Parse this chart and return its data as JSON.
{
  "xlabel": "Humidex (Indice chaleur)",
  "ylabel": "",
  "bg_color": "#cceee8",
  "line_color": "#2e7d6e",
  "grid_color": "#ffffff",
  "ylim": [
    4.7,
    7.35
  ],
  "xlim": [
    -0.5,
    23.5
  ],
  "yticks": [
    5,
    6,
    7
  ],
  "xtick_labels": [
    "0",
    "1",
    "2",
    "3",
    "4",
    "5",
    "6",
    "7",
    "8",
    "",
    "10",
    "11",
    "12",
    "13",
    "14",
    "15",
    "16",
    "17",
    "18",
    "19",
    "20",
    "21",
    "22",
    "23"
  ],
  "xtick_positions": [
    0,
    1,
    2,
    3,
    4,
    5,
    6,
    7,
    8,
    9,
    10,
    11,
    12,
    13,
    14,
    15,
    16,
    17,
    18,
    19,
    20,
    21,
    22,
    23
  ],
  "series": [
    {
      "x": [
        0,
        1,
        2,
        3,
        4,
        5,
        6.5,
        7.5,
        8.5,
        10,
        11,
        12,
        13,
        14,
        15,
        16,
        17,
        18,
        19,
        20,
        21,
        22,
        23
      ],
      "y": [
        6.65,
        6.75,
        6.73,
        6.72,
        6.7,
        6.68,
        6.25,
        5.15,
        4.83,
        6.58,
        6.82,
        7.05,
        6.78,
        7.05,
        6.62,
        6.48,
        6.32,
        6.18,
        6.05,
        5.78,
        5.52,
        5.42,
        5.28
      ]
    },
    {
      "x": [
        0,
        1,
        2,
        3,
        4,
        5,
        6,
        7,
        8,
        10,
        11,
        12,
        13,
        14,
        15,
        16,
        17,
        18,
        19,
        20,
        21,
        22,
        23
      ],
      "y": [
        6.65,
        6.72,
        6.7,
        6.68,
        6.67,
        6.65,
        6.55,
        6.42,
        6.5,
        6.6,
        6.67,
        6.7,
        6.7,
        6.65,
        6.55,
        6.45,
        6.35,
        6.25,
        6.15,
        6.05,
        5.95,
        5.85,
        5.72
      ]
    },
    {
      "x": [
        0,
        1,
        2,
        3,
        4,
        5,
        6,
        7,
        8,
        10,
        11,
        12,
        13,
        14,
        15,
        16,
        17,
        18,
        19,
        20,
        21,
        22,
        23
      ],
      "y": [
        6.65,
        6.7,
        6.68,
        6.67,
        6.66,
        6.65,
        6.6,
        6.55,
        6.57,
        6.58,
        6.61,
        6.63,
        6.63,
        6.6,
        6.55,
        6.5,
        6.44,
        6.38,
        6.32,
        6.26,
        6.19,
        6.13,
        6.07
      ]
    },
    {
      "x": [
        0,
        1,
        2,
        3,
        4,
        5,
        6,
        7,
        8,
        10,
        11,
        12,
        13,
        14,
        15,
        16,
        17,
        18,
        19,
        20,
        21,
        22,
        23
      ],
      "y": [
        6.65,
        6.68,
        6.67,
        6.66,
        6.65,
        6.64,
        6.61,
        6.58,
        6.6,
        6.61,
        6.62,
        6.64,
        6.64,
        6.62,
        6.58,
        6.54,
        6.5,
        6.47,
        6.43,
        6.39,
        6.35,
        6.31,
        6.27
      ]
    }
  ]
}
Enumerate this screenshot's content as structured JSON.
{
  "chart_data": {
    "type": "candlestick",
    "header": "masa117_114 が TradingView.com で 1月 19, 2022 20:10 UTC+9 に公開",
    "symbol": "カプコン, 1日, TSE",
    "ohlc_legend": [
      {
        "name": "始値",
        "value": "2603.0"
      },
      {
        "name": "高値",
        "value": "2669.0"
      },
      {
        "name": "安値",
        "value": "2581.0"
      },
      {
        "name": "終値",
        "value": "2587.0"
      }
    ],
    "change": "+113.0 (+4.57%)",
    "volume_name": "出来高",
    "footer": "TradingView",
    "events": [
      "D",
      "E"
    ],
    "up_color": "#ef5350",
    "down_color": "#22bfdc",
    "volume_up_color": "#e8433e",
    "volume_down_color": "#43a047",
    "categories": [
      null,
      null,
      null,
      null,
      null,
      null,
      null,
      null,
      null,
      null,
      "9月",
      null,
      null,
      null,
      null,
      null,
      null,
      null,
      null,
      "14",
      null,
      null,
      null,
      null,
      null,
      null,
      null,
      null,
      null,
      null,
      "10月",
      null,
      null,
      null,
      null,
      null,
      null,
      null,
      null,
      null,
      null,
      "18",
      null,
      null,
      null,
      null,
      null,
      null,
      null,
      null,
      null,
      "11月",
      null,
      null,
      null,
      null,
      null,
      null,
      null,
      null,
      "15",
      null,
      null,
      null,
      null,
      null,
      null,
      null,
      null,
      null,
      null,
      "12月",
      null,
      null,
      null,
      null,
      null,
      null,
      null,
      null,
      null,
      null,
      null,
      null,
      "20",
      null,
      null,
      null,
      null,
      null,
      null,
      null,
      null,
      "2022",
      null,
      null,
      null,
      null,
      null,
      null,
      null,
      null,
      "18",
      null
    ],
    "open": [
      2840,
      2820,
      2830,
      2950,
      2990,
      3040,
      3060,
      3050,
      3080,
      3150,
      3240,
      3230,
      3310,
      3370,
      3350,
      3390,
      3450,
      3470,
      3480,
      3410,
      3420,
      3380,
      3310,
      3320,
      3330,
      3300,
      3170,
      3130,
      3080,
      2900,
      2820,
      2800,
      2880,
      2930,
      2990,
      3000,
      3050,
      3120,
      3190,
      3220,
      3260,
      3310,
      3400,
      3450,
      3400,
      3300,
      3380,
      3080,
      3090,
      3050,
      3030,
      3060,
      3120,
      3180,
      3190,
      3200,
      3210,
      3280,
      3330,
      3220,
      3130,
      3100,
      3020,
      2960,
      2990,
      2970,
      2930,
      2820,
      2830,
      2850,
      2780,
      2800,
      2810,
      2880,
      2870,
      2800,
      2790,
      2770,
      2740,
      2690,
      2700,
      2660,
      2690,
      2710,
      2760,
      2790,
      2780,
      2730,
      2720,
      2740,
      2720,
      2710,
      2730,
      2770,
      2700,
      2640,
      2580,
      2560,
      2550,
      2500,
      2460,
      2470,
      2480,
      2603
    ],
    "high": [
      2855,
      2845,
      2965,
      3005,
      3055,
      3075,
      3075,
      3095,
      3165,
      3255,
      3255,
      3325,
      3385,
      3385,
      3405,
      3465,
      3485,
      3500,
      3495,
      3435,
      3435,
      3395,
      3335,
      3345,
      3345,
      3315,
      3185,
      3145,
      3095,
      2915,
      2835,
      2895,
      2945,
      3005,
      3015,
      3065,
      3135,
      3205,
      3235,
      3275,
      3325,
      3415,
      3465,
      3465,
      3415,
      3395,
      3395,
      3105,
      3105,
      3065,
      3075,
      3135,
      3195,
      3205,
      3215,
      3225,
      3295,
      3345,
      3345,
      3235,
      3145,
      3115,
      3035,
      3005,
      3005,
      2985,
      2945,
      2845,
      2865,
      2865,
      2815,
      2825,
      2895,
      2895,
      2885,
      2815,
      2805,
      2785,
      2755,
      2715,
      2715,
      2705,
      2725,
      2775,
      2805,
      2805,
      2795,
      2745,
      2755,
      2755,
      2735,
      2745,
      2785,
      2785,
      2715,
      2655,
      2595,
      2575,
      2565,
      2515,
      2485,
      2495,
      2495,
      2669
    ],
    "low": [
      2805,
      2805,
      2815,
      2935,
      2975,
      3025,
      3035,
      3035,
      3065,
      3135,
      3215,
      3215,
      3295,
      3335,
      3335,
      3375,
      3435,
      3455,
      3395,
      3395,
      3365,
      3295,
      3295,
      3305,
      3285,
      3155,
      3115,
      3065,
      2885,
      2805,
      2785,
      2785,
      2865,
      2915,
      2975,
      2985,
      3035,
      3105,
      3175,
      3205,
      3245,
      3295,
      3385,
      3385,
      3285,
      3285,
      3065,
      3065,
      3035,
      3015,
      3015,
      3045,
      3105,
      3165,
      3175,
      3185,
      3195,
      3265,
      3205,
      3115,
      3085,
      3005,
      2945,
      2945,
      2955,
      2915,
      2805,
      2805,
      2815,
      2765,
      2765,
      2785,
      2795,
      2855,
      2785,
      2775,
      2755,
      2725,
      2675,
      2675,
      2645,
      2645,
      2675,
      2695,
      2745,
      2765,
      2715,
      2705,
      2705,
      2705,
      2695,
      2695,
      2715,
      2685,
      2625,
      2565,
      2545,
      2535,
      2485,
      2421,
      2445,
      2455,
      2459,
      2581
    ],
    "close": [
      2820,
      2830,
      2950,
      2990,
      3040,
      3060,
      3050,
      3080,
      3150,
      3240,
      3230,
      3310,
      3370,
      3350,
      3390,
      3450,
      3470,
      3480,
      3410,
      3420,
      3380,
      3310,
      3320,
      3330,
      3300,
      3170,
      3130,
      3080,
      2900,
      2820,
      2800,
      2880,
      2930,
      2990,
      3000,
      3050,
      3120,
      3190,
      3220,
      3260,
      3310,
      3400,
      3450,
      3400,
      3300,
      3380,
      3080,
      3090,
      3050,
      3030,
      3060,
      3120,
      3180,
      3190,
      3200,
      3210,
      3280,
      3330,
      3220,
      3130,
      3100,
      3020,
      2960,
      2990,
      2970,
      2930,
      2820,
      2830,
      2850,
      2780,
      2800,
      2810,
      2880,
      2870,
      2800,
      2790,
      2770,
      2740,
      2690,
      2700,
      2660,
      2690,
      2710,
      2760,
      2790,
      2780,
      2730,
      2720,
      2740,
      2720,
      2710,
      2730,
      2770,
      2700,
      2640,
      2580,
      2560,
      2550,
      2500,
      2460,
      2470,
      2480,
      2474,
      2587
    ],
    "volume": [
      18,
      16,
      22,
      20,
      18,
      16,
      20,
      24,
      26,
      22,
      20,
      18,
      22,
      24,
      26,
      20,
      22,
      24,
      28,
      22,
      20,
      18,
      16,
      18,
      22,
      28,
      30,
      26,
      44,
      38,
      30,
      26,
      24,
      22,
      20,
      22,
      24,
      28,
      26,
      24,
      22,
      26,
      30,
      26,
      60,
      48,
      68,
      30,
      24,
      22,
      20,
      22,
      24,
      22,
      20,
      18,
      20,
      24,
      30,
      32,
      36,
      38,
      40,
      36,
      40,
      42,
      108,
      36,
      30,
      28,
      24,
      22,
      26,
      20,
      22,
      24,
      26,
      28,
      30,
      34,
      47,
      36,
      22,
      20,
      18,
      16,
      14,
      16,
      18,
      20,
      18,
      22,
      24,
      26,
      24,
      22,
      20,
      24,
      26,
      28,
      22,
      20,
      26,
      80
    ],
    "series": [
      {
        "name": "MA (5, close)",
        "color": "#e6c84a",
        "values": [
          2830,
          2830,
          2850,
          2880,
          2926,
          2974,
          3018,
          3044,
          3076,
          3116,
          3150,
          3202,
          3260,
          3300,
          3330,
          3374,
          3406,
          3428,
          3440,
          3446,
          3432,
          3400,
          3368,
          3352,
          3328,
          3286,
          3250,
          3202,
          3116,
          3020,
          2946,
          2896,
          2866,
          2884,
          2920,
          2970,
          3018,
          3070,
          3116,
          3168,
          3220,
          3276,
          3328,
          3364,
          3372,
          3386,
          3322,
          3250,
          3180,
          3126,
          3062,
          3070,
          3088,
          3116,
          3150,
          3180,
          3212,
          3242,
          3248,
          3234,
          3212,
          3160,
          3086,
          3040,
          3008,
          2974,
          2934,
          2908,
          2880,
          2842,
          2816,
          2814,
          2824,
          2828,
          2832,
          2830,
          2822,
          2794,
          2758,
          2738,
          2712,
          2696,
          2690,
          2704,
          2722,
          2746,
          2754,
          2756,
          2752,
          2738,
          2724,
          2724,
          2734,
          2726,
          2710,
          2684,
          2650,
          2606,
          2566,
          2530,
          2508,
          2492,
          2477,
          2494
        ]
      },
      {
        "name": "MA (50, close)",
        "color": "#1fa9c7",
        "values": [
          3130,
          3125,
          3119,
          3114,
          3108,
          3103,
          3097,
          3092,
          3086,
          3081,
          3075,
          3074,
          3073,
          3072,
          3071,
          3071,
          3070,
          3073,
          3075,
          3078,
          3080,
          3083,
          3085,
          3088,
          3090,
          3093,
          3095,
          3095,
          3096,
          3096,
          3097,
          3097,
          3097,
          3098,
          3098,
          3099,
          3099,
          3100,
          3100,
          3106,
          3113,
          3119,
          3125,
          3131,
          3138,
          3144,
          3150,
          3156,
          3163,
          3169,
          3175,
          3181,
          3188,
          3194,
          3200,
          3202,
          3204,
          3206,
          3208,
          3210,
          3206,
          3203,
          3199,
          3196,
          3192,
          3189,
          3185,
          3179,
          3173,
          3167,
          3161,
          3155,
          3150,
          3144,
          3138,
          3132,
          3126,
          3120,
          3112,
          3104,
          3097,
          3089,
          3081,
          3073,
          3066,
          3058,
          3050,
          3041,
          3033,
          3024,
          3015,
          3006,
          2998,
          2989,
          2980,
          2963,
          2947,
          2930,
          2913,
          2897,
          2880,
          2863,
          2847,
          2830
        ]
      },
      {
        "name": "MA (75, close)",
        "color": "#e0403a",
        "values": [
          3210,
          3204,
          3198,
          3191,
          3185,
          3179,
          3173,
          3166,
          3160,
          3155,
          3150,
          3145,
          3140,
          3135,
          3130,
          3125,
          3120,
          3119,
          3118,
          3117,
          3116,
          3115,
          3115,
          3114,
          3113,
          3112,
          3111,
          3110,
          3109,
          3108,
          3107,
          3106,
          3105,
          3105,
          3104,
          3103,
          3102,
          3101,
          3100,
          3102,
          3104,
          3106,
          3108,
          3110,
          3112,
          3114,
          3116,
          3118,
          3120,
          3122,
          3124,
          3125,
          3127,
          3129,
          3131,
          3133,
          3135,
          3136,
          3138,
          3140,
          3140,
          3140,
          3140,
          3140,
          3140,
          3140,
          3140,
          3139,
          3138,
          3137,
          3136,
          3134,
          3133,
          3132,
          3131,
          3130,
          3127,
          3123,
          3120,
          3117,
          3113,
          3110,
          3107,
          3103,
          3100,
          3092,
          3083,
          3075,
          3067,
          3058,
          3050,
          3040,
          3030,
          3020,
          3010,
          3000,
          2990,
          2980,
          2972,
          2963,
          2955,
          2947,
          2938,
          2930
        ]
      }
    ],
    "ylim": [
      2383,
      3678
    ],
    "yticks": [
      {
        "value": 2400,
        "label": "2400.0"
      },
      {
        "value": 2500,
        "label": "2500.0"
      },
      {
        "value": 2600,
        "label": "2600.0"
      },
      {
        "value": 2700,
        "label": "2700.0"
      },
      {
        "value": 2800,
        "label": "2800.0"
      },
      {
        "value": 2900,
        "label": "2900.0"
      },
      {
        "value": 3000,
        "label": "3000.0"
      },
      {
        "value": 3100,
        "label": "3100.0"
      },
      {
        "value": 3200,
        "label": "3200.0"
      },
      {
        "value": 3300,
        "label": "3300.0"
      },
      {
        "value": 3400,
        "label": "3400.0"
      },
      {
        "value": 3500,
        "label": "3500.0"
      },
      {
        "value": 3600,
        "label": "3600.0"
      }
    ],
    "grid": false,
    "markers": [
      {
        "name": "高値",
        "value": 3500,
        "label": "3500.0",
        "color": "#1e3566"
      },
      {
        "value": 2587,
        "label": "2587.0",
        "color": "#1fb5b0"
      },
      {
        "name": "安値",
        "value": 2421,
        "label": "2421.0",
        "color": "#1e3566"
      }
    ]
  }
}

•••

> Your instructions: Look through the data and show every line containing "JSON".

> Response to this exercise:
Parse this chart and return its data as JSON.
Enumerate this screenshot's content as structured JSON.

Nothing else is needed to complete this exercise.